WRITTEN REQUEST:
Copy the lines of the records from the one containing "itemize the components" through the one containing "- day-row[interactable]: S 16: [208, 253, 254, 264]", and leave out any pictures.

RECORDED INFORMATION:
▬▬▬
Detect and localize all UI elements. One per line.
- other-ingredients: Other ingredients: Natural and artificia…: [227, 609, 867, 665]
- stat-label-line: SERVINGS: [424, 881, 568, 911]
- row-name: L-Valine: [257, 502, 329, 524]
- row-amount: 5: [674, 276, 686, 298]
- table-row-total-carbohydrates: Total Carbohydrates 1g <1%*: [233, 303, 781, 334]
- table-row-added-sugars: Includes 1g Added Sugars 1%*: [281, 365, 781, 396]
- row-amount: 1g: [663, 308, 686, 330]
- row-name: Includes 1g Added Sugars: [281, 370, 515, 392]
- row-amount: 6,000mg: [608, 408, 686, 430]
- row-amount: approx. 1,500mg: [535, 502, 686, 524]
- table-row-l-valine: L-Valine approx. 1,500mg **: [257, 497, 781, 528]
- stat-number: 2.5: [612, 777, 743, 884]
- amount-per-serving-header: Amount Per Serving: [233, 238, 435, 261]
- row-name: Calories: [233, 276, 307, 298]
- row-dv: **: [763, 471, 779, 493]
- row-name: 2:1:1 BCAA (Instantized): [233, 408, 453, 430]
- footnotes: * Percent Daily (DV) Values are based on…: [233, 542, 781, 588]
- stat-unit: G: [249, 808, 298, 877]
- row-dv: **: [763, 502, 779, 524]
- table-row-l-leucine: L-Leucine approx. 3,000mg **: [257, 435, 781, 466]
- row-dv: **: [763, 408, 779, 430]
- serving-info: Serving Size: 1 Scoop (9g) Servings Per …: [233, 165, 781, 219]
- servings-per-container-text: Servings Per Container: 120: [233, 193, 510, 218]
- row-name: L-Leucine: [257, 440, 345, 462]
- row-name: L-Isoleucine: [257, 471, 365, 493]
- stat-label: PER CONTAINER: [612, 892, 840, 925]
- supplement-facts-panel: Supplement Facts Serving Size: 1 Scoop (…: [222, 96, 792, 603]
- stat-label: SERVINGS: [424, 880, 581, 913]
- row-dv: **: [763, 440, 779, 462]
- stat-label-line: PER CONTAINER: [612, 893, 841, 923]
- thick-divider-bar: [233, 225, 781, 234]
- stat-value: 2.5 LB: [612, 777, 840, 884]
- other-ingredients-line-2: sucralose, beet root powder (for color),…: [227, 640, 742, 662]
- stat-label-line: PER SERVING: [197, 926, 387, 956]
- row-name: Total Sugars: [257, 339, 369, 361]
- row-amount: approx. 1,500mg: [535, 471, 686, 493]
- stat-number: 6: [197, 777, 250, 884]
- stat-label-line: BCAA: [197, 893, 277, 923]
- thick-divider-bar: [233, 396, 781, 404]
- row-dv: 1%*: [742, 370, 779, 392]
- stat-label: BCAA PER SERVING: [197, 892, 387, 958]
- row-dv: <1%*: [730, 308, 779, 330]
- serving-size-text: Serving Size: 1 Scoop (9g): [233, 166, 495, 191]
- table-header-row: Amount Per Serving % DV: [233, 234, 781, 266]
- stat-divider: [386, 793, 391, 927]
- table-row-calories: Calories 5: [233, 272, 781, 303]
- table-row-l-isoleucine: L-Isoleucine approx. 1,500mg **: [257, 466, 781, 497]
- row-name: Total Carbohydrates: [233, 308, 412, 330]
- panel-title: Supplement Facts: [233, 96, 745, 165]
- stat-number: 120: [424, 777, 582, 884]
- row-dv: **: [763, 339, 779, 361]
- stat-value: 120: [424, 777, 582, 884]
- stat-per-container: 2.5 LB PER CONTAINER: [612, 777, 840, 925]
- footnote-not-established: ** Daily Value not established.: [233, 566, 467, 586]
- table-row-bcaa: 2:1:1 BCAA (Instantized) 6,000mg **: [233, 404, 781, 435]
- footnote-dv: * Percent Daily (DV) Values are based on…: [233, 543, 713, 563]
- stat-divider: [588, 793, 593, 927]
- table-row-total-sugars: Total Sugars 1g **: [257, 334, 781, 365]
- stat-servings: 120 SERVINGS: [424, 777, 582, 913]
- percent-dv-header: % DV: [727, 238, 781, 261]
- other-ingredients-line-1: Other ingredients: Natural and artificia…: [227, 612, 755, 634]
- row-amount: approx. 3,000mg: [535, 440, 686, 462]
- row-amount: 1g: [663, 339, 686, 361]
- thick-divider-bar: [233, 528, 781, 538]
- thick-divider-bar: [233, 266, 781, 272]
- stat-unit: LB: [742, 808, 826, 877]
▬▬▬
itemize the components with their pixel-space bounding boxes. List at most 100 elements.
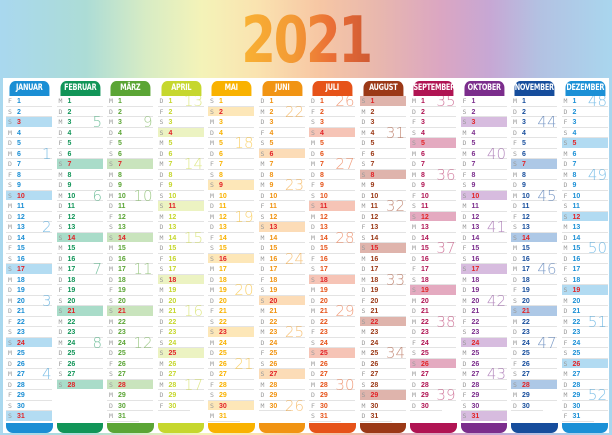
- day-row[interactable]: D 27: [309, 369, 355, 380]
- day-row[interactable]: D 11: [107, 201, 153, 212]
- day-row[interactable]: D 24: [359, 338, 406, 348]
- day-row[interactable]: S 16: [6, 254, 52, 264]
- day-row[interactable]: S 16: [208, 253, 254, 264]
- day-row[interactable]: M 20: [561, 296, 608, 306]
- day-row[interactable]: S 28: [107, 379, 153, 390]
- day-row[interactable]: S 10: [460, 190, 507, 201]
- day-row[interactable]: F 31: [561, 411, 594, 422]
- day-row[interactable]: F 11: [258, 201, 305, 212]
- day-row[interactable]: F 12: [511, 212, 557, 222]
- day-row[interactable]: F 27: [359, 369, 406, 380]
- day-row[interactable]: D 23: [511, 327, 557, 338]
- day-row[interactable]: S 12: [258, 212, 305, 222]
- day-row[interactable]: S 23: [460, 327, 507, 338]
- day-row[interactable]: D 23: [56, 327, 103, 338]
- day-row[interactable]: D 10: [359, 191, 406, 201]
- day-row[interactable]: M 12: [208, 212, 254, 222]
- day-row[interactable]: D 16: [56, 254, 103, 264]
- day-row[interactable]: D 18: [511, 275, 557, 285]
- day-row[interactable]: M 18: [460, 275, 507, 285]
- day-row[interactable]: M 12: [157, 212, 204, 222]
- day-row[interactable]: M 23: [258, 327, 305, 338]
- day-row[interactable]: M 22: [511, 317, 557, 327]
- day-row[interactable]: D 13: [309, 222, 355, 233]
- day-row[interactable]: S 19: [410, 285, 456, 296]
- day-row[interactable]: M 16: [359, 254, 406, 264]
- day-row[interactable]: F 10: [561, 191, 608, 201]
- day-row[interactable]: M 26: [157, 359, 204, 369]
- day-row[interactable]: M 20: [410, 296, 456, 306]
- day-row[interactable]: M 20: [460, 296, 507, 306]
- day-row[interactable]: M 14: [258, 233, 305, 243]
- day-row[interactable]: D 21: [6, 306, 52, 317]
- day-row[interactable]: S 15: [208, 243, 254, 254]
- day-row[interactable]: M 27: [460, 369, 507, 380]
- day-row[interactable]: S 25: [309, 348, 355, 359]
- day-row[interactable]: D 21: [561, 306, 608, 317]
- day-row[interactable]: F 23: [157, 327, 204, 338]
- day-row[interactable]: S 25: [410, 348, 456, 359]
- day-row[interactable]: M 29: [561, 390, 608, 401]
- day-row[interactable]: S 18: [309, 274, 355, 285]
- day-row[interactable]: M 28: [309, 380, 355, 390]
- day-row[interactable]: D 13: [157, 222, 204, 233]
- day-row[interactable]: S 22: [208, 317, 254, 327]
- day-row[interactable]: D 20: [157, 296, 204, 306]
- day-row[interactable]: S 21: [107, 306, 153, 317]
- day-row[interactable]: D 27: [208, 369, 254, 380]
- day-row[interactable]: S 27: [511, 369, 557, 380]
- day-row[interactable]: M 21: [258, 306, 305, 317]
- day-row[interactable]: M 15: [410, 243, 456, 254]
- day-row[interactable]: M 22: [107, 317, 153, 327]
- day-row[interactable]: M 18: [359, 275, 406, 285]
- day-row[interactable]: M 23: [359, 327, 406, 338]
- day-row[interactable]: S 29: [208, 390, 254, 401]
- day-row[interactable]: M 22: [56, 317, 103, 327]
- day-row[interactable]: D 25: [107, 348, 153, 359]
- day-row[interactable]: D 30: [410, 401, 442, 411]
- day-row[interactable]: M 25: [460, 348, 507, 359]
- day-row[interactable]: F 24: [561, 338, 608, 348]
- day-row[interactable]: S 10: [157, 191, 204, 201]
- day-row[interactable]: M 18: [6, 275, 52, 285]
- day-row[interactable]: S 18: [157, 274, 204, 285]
▬▬▬
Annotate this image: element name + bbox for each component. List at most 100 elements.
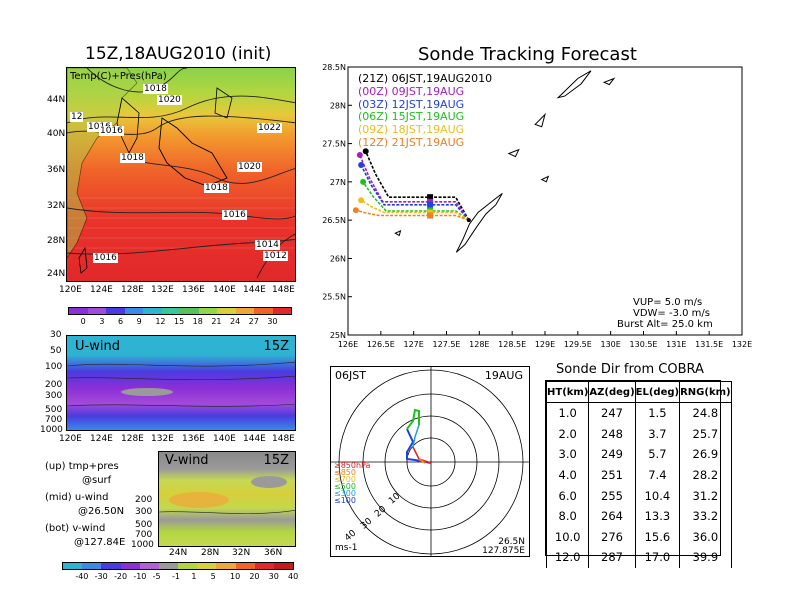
▬▬▬
SOLUTION FOR THIS PROBLEM:
itemize the components with their pixel-space bounding boxes. List at most 100 elements.
- day-row[interactable]: D 27: [309, 369, 355, 380]
- day-row[interactable]: D 11: [107, 201, 153, 212]
- day-row[interactable]: D 24: [359, 338, 406, 348]
- day-row[interactable]: S 16: [6, 254, 52, 264]
- day-row[interactable]: S 16: [208, 253, 254, 264]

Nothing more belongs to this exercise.